-- Start Data for the task --

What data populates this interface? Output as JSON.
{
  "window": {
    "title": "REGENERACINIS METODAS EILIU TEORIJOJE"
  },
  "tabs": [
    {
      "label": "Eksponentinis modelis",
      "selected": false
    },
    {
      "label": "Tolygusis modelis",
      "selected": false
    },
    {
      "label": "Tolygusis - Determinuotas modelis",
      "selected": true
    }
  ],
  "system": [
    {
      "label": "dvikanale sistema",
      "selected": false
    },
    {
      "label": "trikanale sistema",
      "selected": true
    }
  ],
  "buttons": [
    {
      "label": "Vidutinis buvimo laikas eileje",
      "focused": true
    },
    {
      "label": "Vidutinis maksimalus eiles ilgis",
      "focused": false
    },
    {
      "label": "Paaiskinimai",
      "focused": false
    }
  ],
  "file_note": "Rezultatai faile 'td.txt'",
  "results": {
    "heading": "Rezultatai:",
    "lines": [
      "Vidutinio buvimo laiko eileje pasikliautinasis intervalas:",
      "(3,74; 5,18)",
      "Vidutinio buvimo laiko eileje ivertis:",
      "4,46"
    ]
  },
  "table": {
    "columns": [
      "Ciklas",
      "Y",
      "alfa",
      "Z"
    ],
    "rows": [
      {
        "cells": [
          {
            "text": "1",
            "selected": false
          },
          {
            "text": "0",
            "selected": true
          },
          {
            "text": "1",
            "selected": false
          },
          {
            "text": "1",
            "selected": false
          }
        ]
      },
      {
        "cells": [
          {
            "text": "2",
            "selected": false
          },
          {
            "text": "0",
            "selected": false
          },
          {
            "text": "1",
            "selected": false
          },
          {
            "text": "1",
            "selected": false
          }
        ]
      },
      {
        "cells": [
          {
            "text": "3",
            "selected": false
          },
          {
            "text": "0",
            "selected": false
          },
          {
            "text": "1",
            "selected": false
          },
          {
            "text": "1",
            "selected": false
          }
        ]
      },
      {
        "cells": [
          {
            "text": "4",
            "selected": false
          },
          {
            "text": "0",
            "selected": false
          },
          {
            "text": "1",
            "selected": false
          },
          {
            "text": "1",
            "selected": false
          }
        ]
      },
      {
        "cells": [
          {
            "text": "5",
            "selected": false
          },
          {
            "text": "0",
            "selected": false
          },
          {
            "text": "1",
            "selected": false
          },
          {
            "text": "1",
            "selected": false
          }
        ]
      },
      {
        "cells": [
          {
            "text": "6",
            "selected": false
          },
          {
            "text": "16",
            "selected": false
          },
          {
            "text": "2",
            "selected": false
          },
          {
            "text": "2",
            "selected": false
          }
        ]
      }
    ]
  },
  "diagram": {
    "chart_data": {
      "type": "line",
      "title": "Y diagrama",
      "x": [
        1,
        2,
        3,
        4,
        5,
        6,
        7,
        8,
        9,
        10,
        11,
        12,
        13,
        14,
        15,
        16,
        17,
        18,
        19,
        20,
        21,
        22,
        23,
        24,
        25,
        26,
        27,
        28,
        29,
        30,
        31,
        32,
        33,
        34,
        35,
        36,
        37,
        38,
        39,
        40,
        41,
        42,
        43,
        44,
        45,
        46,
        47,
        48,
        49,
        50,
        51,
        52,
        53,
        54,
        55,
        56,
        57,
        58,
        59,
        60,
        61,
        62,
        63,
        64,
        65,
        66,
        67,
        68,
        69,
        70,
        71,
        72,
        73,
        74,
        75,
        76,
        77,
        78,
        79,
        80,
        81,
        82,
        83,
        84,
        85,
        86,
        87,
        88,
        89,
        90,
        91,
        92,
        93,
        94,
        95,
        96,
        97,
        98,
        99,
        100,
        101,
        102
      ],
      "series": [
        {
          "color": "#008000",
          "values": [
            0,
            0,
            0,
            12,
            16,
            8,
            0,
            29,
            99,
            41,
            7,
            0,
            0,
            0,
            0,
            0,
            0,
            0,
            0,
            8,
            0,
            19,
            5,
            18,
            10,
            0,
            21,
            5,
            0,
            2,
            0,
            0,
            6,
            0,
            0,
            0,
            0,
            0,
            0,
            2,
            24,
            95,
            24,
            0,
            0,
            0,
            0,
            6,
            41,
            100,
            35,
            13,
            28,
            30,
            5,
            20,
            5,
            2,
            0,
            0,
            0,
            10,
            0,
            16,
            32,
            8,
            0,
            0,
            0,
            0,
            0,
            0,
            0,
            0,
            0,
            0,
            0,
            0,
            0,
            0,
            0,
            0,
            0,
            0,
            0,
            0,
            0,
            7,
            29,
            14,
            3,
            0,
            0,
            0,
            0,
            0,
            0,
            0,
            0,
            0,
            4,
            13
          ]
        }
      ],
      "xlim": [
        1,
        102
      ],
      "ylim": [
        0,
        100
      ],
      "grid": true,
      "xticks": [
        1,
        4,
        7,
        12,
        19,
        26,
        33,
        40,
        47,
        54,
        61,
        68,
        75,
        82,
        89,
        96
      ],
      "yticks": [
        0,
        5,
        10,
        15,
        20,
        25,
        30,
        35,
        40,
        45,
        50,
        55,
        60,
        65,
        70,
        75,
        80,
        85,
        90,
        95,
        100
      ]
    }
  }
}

-- End Data for the task --

Problem requirements ▸ Reproduce the material exactly, with every line intact.

Result for this exercise ▸
What data populates this interface? Output as JSON.
{
  "window": {
    "title": "REGENERACINIS METODAS EILIU TEORIJOJE"
  },
  "tabs": [
    {
      "label": "Eksponentinis modelis",
      "selected": false
    },
    {
      "label": "Tolygusis modelis",
      "selected": false
    },
    {
      "label": "Tolygusis - Determinuotas modelis",
      "selected": true
    }
  ],
  "system": [
    {
      "label": "dvikanale sistema",
      "selected": false
    },
    {
      "label": "trikanale sistema",
      "selected": true
    }
  ],
  "buttons": [
    {
      "label": "Vidutinis buvimo laikas eileje",
      "focused": true
    },
    {
      "label": "Vidutinis maksimalus eiles ilgis",
      "focused": false
    },
    {
      "label": "Paaiskinimai",
      "focused": false
    }
  ],
  "file_note": "Rezultatai faile 'td.txt'",
  "results": {
    "heading": "Rezultatai:",
    "lines": [
      "Vidutinio buvimo laiko eileje pasikliautinasis intervalas:",
      "(3,74; 5,18)",
      "Vidutinio buvimo laiko eileje ivertis:",
      "4,46"
    ]
  },
  "table": {
    "columns": [
      "Ciklas",
      "Y",
      "alfa",
      "Z"
    ],
    "rows": [
      {
        "cells": [
          {
            "text": "1",
            "selected": false
          },
          {
            "text": "0",
            "selected": true
          },
          {
            "text": "1",
            "selected": false
          },
          {
            "text": "1",
            "selected": false
          }
        ]
      },
      {
        "cells": [
          {
            "text": "2",
            "selected": false
          },
          {
            "text": "0",
            "selected": false
          },
          {
            "text": "1",
            "selected": false
          },
          {
            "text": "1",
            "selected": false
          }
        ]
      },
      {
        "cells": [
          {
            "text": "3",
            "selected": false
          },
          {
            "text": "0",
            "selected": false
          },
          {
            "text": "1",
            "selected": false
          },
          {
            "text": "1",
            "selected": false
          }
        ]
      },
      {
        "cells": [
          {
            "text": "4",
            "selected": false
          },
          {
            "text": "0",
            "selected": false
          },
          {
            "text": "1",
            "selected": false
          },
          {
            "text": "1",
            "selected": false
          }
        ]
      },
      {
        "cells": [
          {
            "text": "5",
            "selected": false
          },
          {
            "text": "0",
            "selected": false
          },
          {
            "text": "1",
            "selected": false
          },
          {
            "text": "1",
            "selected": false
          }
        ]
      },
      {
        "cells": [
          {
            "text": "6",
            "selected": false
          },
          {
            "text": "16",
            "selected": false
          },
          {
            "text": "2",
            "selected": false
          },
          {
            "text": "2",
            "selected": false
          }
        ]
      }
    ]
  },
  "diagram": {
    "chart_data": {
      "type": "line",
      "title": "Y diagrama",
      "x": [
        1,
        2,
        3,
        4,
        5,
        6,
        7,
        8,
        9,
        10,
        11,
        12,
        13,
        14,
        15,
        16,
        17,
        18,
        19,
        20,
        21,
        22,
        23,
        24,
        25,
        26,
        27,
        28,
        29,
        30,
        31,
        32,
        33,
        34,
        35,
        36,
        37,
        38,
        39,
        40,
        41,
        42,
        43,
        44,
        45,
        46,
        47,
        48,
        49,
        50,
        51,
        52,
        53,
        54,
        55,
        56,
        57,
        58,
        59,
        60,
        61,
        62,
        63,
        64,
        65,
        66,
        67,
        68,
        69,
        70,
        71,
        72,
        73,
        74,
        75,
        76,
        77,
        78,
        79,
        80,
        81,
        82,
        83,
        84,
        85,
        86,
        87,
        88,
        89,
        90,
        91,
        92,
        93,
        94,
        95,
        96,
        97,
        98,
        99,
        100,
        101,
        102
      ],
      "series": [
        {
          "color": "#008000",
          "values": [
            0,
            0,
            0,
            12,
            16,
            8,
            0,
            29,
            99,
            41,
            7,
            0,
            0,
            0,
            0,
            0,
            0,
            0,
            0,
            8,
            0,
            19,
            5,
            18,
            10,
            0,
            21,
            5,
            0,
            2,
            0,
            0,
            6,
            0,
            0,
            0,
            0,
            0,
            0,
            2,
            24,
            95,
            24,
            0,
            0,
            0,
            0,
            6,
            41,
            100,
            35,
            13,
            28,
            30,
            5,
            20,
            5,
            2,
            0,
            0,
            0,
            10,
            0,
            16,
            32,
            8,
            0,
            0,
            0,
            0,
            0,
            0,
            0,
            0,
            0,
            0,
            0,
            0,
            0,
            0,
            0,
            0,
            0,
            0,
            0,
            0,
            0,
            7,
            29,
            14,
            3,
            0,
            0,
            0,
            0,
            0,
            0,
            0,
            0,
            0,
            4,
            13
          ]
        }
      ],
      "xlim": [
        1,
        102
      ],
      "ylim": [
        0,
        100
      ],
      "grid": true,
      "xticks": [
        1,
        4,
        7,
        12,
        19,
        26,
        33,
        40,
        47,
        54,
        61,
        68,
        75,
        82,
        89,
        96
      ],
      "yticks": [
        0,
        5,
        10,
        15,
        20,
        25,
        30,
        35,
        40,
        45,
        50,
        55,
        60,
        65,
        70,
        75,
        80,
        85,
        90,
        95,
        100
      ]
    }
  }
}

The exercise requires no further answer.